• [Listed entries]:
- - - - - - -
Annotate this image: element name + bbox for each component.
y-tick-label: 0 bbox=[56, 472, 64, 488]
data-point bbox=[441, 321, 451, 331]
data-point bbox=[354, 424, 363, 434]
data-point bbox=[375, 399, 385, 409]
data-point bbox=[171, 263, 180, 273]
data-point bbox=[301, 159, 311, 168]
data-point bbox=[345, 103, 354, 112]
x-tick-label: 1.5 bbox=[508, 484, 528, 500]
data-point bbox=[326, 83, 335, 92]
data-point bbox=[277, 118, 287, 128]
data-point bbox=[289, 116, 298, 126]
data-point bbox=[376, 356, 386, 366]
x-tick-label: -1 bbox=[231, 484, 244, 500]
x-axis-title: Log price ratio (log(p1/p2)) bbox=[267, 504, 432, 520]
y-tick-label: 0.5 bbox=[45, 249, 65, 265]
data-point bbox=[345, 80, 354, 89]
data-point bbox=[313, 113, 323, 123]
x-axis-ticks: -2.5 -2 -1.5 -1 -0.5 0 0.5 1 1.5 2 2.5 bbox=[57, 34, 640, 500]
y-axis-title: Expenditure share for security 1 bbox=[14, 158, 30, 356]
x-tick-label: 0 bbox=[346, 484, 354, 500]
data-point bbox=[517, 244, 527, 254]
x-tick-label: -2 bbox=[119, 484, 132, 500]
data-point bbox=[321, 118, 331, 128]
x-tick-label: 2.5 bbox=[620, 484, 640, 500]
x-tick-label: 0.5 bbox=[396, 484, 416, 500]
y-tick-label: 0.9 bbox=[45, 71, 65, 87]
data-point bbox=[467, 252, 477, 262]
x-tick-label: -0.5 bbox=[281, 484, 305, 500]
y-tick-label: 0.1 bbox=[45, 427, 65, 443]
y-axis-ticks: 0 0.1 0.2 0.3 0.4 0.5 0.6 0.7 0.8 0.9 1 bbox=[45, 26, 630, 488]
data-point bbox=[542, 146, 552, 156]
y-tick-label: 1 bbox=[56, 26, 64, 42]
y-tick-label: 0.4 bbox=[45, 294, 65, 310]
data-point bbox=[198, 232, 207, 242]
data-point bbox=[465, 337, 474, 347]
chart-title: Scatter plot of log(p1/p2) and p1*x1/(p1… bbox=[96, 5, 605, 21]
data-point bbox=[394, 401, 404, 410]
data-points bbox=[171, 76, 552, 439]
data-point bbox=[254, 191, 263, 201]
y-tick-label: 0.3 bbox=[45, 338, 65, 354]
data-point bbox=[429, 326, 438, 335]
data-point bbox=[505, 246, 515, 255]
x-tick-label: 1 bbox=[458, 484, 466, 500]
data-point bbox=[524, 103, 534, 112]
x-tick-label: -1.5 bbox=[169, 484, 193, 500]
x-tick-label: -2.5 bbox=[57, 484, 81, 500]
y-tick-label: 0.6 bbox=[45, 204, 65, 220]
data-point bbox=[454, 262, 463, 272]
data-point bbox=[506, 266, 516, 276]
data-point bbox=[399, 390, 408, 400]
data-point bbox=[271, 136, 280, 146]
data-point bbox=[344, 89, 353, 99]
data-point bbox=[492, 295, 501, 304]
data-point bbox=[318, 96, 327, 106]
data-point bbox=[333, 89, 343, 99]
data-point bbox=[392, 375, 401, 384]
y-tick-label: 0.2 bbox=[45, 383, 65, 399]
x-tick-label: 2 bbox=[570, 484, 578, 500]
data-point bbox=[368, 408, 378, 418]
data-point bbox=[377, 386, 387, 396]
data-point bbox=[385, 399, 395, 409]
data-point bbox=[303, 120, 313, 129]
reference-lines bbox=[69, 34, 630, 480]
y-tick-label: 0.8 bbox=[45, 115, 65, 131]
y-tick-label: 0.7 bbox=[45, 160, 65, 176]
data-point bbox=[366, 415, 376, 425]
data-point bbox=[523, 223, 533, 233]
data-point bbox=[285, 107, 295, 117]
- - - - - - -
• [Written instruction]:
Can you retype all of the material above line for line, with nothing changed?

• [Response to this exercise]:
Annotate this image: element name + bbox for each component.
y-tick-label: 0 bbox=[56, 472, 64, 488]
data-point bbox=[441, 321, 451, 331]
data-point bbox=[354, 424, 363, 434]
data-point bbox=[375, 399, 385, 409]
data-point bbox=[171, 263, 180, 273]
data-point bbox=[301, 159, 311, 168]
data-point bbox=[345, 103, 354, 112]
x-tick-label: 1.5 bbox=[508, 484, 528, 500]
data-point bbox=[326, 83, 335, 92]
data-point bbox=[277, 118, 287, 128]
data-point bbox=[289, 116, 298, 126]
data-point bbox=[376, 356, 386, 366]
x-tick-label: -1 bbox=[231, 484, 244, 500]
x-axis-title: Log price ratio (log(p1/p2)) bbox=[267, 504, 432, 520]
y-tick-label: 0.5 bbox=[45, 249, 65, 265]
data-point bbox=[345, 80, 354, 89]
data-point bbox=[313, 113, 323, 123]
x-axis-ticks: -2.5 -2 -1.5 -1 -0.5 0 0.5 1 1.5 2 2.5 bbox=[57, 34, 640, 500]
y-axis-title: Expenditure share for security 1 bbox=[14, 158, 30, 356]
x-tick-label: 0 bbox=[346, 484, 354, 500]
data-point bbox=[517, 244, 527, 254]
x-tick-label: -2 bbox=[119, 484, 132, 500]
data-point bbox=[321, 118, 331, 128]
x-tick-label: 2.5 bbox=[620, 484, 640, 500]
x-tick-label: 0.5 bbox=[396, 484, 416, 500]
y-tick-label: 0.9 bbox=[45, 71, 65, 87]
data-point bbox=[467, 252, 477, 262]
x-tick-label: -0.5 bbox=[281, 484, 305, 500]
y-tick-label: 0.1 bbox=[45, 427, 65, 443]
y-axis-ticks: 0 0.1 0.2 0.3 0.4 0.5 0.6 0.7 0.8 0.9 1 bbox=[45, 26, 630, 488]
data-point bbox=[542, 146, 552, 156]
y-tick-label: 1 bbox=[56, 26, 64, 42]
y-tick-label: 0.4 bbox=[45, 294, 65, 310]
data-point bbox=[198, 232, 207, 242]
data-point bbox=[465, 337, 474, 347]
chart-title: Scatter plot of log(p1/p2) and p1*x1/(p1… bbox=[96, 5, 605, 21]
data-point bbox=[394, 401, 404, 410]
data-points bbox=[171, 76, 552, 439]
data-point bbox=[254, 191, 263, 201]
y-tick-label: 0.3 bbox=[45, 338, 65, 354]
data-point bbox=[429, 326, 438, 335]
data-point bbox=[505, 246, 515, 255]
x-tick-label: 1 bbox=[458, 484, 466, 500]
data-point bbox=[524, 103, 534, 112]
x-tick-label: -1.5 bbox=[169, 484, 193, 500]
x-tick-label: -2.5 bbox=[57, 484, 81, 500]
y-tick-label: 0.6 bbox=[45, 204, 65, 220]
data-point bbox=[454, 262, 463, 272]
data-point bbox=[506, 266, 516, 276]
data-point bbox=[399, 390, 408, 400]
data-point bbox=[271, 136, 280, 146]
data-point bbox=[344, 89, 353, 99]
data-point bbox=[492, 295, 501, 304]
data-point bbox=[318, 96, 327, 106]
data-point bbox=[333, 89, 343, 99]
data-point bbox=[392, 375, 401, 384]
y-tick-label: 0.2 bbox=[45, 383, 65, 399]
x-tick-label: 2 bbox=[570, 484, 578, 500]
data-point bbox=[368, 408, 378, 418]
data-point bbox=[377, 386, 387, 396]
data-point bbox=[385, 399, 395, 409]
data-point bbox=[303, 120, 313, 129]
reference-lines bbox=[69, 34, 630, 480]
y-tick-label: 0.8 bbox=[45, 115, 65, 131]
y-tick-label: 0.7 bbox=[45, 160, 65, 176]
data-point bbox=[366, 415, 376, 425]
data-point bbox=[523, 223, 533, 233]
data-point bbox=[285, 107, 295, 117]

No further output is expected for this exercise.